> **Work to do**: Give a verbatim quotation of every record.

....

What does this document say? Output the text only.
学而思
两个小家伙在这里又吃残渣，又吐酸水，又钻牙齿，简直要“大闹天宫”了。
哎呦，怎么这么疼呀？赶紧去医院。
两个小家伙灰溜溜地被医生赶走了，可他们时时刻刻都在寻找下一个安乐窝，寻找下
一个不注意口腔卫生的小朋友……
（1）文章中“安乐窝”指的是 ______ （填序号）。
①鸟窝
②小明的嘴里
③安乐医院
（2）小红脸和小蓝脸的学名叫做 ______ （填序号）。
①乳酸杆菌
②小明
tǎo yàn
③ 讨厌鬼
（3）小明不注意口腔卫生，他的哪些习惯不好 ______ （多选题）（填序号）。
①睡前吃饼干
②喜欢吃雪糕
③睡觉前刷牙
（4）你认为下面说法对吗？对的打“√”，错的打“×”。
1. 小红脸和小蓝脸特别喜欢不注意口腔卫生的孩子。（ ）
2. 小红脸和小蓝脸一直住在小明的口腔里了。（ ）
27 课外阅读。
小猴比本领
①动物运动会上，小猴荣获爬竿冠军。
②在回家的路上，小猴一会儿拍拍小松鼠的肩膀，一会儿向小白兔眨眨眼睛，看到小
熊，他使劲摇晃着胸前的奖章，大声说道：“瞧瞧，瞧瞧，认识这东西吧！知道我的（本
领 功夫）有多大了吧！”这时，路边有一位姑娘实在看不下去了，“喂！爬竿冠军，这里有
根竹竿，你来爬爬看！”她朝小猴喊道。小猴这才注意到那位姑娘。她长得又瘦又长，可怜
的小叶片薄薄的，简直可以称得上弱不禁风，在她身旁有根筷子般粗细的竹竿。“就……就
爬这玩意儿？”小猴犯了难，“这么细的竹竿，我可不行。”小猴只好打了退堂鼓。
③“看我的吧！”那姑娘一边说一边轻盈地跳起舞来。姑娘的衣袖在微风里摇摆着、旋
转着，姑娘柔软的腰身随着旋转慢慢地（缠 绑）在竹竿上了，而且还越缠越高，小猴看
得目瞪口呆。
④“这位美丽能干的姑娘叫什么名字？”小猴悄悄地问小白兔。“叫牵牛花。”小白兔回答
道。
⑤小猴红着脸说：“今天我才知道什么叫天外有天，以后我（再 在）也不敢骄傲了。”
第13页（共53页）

....

> **Result**:
What does this document say? Output the text only.
学而思
两个小家伙在这里又吃残渣，又吐酸水，又钻牙齿，简直要“大闹天宫”了。
哎呦，怎么这么疼呀？赶紧去医院。
两个小家伙灰溜溜地被医生赶走了，可他们时时刻刻都在寻找下一个安乐窝，寻找下
一个不注意口腔卫生的小朋友……
（1）文章中“安乐窝”指的是 ______ （填序号）。
①鸟窝
②小明的嘴里
③安乐医院
（2）小红脸和小蓝脸的学名叫做 ______ （填序号）。
①乳酸杆菌
②小明
tǎo yàn
③ 讨厌鬼
（3）小明不注意口腔卫生，他的哪些习惯不好 ______ （多选题）（填序号）。
①睡前吃饼干
②喜欢吃雪糕
③睡觉前刷牙
（4）你认为下面说法对吗？对的打“√”，错的打“×”。
1. 小红脸和小蓝脸特别喜欢不注意口腔卫生的孩子。（ ）
2. 小红脸和小蓝脸一直住在小明的口腔里了。（ ）
27 课外阅读。
小猴比本领
①动物运动会上，小猴荣获爬竿冠军。
②在回家的路上，小猴一会儿拍拍小松鼠的肩膀，一会儿向小白兔眨眨眼睛，看到小
熊，他使劲摇晃着胸前的奖章，大声说道：“瞧瞧，瞧瞧，认识这东西吧！知道我的（本
领 功夫）有多大了吧！”这时，路边有一位姑娘实在看不下去了，“喂！爬竿冠军，这里有
根竹竿，你来爬爬看！”她朝小猴喊道。小猴这才注意到那位姑娘。她长得又瘦又长，可怜
的小叶片薄薄的，简直可以称得上弱不禁风，在她身旁有根筷子般粗细的竹竿。“就……就
爬这玩意儿？”小猴犯了难，“这么细的竹竿，我可不行。”小猴只好打了退堂鼓。
③“看我的吧！”那姑娘一边说一边轻盈地跳起舞来。姑娘的衣袖在微风里摇摆着、旋
转着，姑娘柔软的腰身随着旋转慢慢地（缠 绑）在竹竿上了，而且还越缠越高，小猴看
得目瞪口呆。
④“这位美丽能干的姑娘叫什么名字？”小猴悄悄地问小白兔。“叫牵牛花。”小白兔回答
道。
⑤小猴红着脸说：“今天我才知道什么叫天外有天，以后我（再 在）也不敢骄傲了。”
第13页（共53页）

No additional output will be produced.